-- start Recorded data --
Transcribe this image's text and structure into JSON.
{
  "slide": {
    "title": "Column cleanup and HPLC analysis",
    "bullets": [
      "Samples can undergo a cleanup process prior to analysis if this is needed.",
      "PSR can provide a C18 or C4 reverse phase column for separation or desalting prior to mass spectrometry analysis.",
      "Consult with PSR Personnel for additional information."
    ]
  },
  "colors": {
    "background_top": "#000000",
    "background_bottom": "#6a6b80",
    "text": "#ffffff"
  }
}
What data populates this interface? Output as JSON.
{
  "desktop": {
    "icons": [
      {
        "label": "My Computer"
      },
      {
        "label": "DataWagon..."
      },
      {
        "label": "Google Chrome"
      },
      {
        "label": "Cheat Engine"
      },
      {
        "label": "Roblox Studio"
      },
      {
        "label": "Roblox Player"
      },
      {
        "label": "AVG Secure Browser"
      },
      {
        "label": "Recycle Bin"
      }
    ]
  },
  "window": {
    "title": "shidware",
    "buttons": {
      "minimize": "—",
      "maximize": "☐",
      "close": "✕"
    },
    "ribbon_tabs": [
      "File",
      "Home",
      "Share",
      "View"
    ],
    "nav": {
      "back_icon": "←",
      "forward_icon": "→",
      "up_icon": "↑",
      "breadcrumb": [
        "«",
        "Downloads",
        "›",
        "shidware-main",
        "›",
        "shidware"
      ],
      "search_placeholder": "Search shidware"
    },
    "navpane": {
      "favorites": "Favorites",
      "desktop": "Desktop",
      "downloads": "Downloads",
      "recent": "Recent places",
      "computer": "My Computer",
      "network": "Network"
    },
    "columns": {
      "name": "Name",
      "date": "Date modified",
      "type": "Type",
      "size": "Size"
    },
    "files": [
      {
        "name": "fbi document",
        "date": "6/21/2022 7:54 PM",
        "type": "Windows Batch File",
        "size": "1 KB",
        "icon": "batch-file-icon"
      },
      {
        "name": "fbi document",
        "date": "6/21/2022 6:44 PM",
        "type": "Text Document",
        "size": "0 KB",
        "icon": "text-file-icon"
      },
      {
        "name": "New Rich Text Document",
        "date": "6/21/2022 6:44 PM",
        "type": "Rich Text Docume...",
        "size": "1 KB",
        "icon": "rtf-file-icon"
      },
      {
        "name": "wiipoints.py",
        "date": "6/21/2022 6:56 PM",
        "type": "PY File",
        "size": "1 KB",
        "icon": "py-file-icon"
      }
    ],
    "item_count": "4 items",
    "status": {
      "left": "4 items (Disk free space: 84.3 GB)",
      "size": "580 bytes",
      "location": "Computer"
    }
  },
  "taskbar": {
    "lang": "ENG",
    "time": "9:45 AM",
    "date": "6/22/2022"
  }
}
-- end Recorded data --
What you have to do: Each record must be repeated exactly as it is.

Finished answer:
Transcribe this image's text and structure into JSON.
{
  "slide": {
    "title": "Column cleanup and HPLC analysis",
    "bullets": [
      "Samples can undergo a cleanup process prior to analysis if this is needed.",
      "PSR can provide a C18 or C4 reverse phase column for separation or desalting prior to mass spectrometry analysis.",
      "Consult with PSR Personnel for additional information."
    ]
  },
  "colors": {
    "background_top": "#000000",
    "background_bottom": "#6a6b80",
    "text": "#ffffff"
  }
}
What data populates this interface? Output as JSON.
{
  "desktop": {
    "icons": [
      {
        "label": "My Computer"
      },
      {
        "label": "DataWagon..."
      },
      {
        "label": "Google Chrome"
      },
      {
        "label": "Cheat Engine"
      },
      {
        "label": "Roblox Studio"
      },
      {
        "label": "Roblox Player"
      },
      {
        "label": "AVG Secure Browser"
      },
      {
        "label": "Recycle Bin"
      }
    ]
  },
  "window": {
    "title": "shidware",
    "buttons": {
      "minimize": "—",
      "maximize": "☐",
      "close": "✕"
    },
    "ribbon_tabs": [
      "File",
      "Home",
      "Share",
      "View"
    ],
    "nav": {
      "back_icon": "←",
      "forward_icon": "→",
      "up_icon": "↑",
      "breadcrumb": [
        "«",
        "Downloads",
        "›",
        "shidware-main",
        "›",
        "shidware"
      ],
      "search_placeholder": "Search shidware"
    },
    "navpane": {
      "favorites": "Favorites",
      "desktop": "Desktop",
      "downloads": "Downloads",
      "recent": "Recent places",
      "computer": "My Computer",
      "network": "Network"
    },
    "columns": {
      "name": "Name",
      "date": "Date modified",
      "type": "Type",
      "size": "Size"
    },
    "files": [
      {
        "name": "fbi document",
        "date": "6/21/2022 7:54 PM",
        "type": "Windows Batch File",
        "size": "1 KB",
        "icon": "batch-file-icon"
      },
      {
        "name": "fbi document",
        "date": "6/21/2022 6:44 PM",
        "type": "Text Document",
        "size": "0 KB",
        "icon": "text-file-icon"
      },
      {
        "name": "New Rich Text Document",
        "date": "6/21/2022 6:44 PM",
        "type": "Rich Text Docume...",
        "size": "1 KB",
        "icon": "rtf-file-icon"
      },
      {
        "name": "wiipoints.py",
        "date": "6/21/2022 6:56 PM",
        "type": "PY File",
        "size": "1 KB",
        "icon": "py-file-icon"
      }
    ],
    "item_count": "4 items",
    "status": {
      "left": "4 items (Disk free space: 84.3 GB)",
      "size": "580 bytes",
      "location": "Computer"
    }
  },
  "taskbar": {
    "lang": "ENG",
    "time": "9:45 AM",
    "date": "6/22/2022"
  }
}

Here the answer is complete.